◆ What is asked
From the entries below, count the lines with "title". Write only the count.

◆ Extracted data
------------------------------

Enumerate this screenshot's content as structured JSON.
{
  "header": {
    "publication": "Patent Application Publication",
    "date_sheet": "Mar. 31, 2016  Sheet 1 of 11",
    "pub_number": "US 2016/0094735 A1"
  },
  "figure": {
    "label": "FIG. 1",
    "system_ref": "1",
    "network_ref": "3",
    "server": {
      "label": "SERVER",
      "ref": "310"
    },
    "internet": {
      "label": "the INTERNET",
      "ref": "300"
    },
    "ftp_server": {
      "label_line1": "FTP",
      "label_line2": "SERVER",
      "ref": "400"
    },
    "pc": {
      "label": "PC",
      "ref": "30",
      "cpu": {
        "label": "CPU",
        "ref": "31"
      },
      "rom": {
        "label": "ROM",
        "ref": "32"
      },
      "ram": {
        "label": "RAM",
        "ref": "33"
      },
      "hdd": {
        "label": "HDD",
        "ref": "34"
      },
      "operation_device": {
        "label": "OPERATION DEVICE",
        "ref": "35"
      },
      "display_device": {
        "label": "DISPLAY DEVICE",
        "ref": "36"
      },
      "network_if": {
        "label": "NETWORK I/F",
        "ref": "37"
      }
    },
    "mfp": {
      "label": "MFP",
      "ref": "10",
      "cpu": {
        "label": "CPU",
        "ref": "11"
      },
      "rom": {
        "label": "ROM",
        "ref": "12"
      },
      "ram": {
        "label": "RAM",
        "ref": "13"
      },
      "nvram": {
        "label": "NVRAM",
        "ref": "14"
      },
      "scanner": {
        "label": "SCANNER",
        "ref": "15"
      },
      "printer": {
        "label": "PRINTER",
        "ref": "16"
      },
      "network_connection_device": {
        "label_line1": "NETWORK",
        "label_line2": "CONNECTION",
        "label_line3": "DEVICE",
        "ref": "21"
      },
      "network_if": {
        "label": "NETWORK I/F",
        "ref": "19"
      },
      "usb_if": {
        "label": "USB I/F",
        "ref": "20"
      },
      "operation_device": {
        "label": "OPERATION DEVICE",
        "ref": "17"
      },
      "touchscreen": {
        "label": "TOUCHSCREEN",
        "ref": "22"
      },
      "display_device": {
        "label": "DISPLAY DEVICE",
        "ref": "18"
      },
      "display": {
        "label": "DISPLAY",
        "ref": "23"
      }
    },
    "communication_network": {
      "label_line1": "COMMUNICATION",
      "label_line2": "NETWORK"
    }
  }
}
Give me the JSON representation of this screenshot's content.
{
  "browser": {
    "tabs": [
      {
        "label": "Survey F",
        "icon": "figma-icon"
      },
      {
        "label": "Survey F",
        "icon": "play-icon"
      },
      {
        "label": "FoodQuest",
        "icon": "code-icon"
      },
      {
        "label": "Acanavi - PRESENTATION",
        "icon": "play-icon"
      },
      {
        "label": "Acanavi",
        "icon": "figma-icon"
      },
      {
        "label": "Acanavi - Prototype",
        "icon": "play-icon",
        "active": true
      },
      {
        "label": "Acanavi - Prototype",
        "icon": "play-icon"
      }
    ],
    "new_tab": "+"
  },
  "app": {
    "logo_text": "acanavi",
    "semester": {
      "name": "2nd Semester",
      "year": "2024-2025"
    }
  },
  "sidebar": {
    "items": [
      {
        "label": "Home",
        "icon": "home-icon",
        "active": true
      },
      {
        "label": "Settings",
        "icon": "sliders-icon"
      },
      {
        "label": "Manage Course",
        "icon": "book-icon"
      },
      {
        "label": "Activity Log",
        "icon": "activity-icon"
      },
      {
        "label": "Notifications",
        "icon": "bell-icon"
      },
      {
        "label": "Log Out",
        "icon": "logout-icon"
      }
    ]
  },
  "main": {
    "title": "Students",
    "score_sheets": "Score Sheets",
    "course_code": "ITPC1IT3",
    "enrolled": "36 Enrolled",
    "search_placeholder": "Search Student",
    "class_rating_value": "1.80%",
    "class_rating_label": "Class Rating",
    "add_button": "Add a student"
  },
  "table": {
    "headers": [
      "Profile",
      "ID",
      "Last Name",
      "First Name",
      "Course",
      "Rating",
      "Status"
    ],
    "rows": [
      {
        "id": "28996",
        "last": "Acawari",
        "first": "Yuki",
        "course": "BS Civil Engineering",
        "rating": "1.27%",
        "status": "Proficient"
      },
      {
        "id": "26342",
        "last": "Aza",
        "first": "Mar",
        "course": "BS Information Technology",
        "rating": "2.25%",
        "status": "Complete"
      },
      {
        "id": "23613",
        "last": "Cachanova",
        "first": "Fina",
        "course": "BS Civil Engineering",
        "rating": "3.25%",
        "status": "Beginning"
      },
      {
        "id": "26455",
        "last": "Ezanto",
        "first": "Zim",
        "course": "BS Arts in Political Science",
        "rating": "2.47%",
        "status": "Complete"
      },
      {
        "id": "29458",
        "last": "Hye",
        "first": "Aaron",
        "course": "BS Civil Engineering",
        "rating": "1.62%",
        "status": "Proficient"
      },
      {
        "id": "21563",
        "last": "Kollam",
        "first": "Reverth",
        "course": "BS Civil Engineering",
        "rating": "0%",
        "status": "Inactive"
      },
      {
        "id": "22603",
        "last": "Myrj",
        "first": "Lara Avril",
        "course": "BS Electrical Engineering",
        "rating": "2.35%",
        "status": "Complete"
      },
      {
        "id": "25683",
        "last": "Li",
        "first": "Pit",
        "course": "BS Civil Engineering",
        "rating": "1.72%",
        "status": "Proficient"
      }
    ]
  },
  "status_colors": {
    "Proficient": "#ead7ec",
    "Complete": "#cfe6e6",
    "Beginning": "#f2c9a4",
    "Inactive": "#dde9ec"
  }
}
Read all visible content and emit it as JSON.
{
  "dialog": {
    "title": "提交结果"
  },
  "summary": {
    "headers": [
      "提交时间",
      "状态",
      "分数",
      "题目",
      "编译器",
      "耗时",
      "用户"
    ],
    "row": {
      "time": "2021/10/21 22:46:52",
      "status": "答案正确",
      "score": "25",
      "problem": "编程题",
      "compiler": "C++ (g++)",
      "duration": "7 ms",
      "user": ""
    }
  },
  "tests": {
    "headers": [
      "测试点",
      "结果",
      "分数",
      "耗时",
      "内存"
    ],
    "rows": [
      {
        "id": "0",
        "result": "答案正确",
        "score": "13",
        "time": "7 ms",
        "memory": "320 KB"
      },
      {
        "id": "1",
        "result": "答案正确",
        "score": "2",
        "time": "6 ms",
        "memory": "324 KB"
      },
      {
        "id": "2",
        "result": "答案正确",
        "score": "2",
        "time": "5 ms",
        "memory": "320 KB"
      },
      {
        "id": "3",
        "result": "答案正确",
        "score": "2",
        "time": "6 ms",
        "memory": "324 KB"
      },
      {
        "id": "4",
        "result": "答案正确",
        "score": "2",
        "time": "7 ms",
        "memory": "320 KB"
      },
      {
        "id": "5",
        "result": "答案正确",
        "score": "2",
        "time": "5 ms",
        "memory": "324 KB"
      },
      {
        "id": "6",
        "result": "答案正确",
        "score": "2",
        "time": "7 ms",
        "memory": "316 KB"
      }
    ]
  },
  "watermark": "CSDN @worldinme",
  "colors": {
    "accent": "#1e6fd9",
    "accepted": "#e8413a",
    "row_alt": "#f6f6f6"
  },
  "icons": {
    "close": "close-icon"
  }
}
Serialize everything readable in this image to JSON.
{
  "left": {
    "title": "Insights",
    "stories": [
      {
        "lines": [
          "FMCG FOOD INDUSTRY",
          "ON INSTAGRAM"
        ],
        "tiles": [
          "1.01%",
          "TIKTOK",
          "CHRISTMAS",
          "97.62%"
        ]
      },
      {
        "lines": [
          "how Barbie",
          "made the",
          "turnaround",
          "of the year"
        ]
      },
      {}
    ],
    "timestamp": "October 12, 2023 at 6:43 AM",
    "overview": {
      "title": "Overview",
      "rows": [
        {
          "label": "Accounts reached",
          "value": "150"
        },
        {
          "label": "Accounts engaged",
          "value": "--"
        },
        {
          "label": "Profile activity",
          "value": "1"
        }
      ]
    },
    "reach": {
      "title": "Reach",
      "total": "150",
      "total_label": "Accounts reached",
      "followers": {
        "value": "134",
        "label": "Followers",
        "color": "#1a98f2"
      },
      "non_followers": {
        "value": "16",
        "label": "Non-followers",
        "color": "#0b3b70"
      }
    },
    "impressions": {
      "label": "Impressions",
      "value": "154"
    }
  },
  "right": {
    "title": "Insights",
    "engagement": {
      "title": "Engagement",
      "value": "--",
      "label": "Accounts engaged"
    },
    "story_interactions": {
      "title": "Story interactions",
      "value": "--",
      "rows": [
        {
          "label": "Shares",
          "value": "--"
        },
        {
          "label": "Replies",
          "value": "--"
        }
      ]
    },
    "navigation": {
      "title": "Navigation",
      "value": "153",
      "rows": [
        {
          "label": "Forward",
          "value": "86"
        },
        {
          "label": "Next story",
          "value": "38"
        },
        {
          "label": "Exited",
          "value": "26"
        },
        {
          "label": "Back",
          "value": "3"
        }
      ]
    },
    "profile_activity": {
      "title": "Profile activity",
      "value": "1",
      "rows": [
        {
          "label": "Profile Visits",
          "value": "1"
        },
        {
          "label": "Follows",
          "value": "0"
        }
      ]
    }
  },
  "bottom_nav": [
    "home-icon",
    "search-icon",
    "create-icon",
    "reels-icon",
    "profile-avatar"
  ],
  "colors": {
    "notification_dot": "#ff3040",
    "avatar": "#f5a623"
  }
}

------------------------------

◆ Response to the task
10